### Directions for this task
Count how many lines in this material contain "pour". The answer is that number alone.
## start Stored rows
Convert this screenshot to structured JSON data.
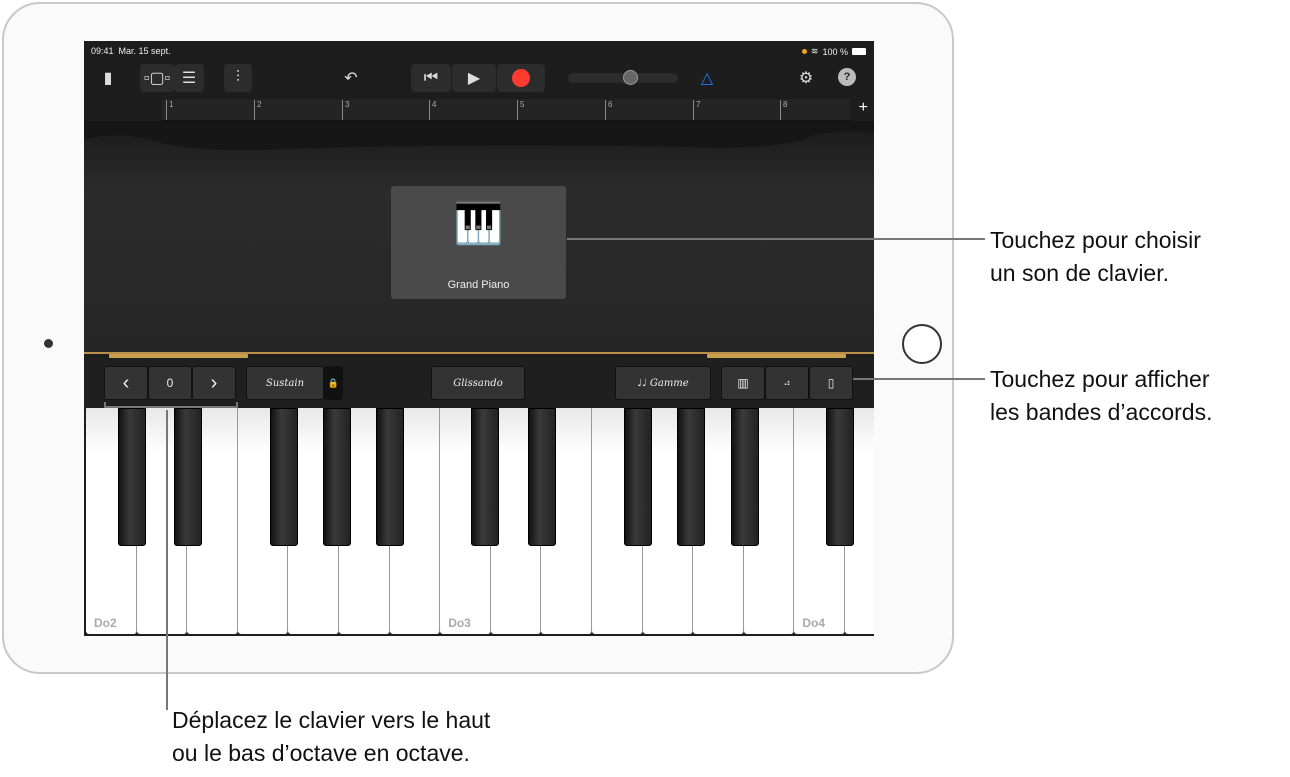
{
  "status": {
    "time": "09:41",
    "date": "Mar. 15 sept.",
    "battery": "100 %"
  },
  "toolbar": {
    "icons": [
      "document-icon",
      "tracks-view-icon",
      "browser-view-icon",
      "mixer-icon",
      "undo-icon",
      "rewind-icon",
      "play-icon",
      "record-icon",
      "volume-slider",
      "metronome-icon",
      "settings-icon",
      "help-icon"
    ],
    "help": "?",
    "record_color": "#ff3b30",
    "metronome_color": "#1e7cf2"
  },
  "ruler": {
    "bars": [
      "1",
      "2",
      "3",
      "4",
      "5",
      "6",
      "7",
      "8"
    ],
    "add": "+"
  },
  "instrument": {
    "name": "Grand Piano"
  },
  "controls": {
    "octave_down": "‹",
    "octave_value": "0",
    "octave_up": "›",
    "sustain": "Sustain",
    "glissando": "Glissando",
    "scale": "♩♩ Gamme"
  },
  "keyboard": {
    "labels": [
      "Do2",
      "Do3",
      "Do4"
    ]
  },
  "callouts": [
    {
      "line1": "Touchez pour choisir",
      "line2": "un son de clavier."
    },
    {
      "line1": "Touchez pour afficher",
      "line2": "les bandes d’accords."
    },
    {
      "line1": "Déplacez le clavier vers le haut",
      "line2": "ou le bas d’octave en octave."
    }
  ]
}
## end Stored rows
## start Stored rows
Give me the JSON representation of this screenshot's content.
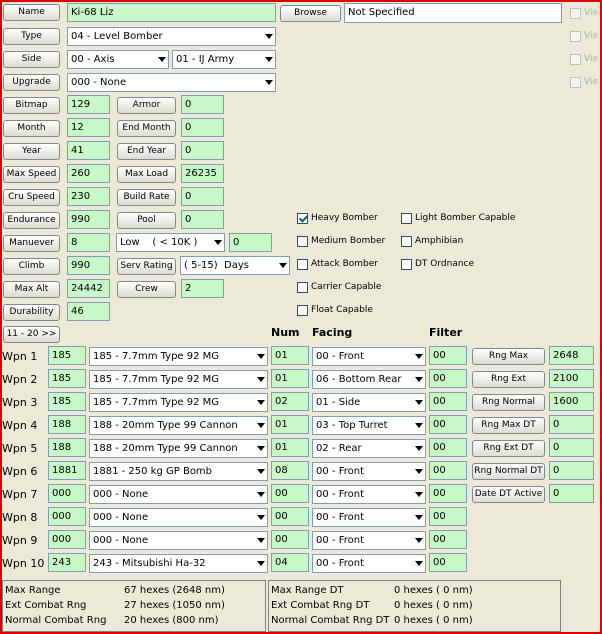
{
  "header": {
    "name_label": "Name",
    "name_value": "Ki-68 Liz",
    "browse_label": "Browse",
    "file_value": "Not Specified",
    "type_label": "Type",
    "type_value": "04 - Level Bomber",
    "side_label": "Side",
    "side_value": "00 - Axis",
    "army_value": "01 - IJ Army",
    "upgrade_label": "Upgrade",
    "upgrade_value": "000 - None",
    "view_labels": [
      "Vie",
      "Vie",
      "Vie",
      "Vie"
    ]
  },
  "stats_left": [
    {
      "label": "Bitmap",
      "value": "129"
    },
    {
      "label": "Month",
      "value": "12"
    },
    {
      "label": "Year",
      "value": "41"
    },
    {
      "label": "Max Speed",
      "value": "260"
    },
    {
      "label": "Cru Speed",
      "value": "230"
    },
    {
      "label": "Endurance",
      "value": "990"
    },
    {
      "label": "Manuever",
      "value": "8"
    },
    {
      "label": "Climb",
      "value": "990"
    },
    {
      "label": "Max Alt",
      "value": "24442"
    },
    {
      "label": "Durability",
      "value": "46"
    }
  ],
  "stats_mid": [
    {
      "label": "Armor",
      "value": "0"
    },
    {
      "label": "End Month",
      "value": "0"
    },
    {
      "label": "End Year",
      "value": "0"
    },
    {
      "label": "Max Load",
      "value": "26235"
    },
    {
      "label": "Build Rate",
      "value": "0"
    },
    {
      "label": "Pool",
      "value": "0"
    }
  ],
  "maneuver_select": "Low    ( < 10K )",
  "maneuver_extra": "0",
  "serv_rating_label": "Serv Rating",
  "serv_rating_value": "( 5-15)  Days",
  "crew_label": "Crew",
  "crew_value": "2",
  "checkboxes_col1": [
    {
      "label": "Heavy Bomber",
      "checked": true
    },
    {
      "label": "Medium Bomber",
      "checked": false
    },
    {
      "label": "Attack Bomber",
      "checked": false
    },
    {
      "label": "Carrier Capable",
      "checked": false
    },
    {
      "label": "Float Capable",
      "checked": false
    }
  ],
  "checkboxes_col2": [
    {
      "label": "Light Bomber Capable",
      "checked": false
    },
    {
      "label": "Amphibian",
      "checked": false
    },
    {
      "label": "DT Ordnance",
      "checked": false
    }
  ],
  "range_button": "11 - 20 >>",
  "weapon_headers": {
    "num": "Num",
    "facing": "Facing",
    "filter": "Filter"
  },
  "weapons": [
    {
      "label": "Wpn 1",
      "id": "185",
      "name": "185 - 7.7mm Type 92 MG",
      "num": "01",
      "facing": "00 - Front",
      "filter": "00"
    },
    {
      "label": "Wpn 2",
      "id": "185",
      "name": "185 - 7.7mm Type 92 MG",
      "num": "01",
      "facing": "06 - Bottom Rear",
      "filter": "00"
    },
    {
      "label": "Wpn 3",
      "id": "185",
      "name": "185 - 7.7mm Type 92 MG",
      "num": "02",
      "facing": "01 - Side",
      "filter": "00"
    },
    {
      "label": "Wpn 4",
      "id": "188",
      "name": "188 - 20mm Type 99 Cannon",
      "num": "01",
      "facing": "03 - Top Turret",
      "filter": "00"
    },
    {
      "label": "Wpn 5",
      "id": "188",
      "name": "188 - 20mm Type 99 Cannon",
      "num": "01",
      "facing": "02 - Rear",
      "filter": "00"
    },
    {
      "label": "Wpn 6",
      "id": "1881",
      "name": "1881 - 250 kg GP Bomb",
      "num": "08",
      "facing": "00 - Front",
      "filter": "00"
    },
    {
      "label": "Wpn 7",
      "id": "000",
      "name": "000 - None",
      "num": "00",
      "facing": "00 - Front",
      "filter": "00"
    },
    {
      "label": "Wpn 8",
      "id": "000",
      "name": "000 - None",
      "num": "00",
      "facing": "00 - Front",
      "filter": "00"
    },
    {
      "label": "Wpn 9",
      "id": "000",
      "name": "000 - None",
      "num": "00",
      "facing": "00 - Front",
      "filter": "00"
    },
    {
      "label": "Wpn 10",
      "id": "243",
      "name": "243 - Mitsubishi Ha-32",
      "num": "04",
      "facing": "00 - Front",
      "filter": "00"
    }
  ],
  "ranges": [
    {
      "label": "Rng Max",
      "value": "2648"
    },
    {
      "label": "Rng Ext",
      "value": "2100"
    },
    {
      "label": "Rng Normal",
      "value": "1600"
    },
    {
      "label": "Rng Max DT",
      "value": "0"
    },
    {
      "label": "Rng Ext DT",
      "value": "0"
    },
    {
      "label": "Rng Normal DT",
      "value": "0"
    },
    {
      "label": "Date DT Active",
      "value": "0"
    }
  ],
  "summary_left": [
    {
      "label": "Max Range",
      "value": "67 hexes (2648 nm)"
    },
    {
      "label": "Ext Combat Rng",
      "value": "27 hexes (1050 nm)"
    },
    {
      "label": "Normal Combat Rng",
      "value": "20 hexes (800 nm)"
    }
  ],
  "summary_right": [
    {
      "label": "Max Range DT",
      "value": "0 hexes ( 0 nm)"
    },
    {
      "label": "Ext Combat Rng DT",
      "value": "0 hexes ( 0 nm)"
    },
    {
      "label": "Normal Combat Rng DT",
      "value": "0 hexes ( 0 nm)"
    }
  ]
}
## end Stored rows
### Response for this exercise
2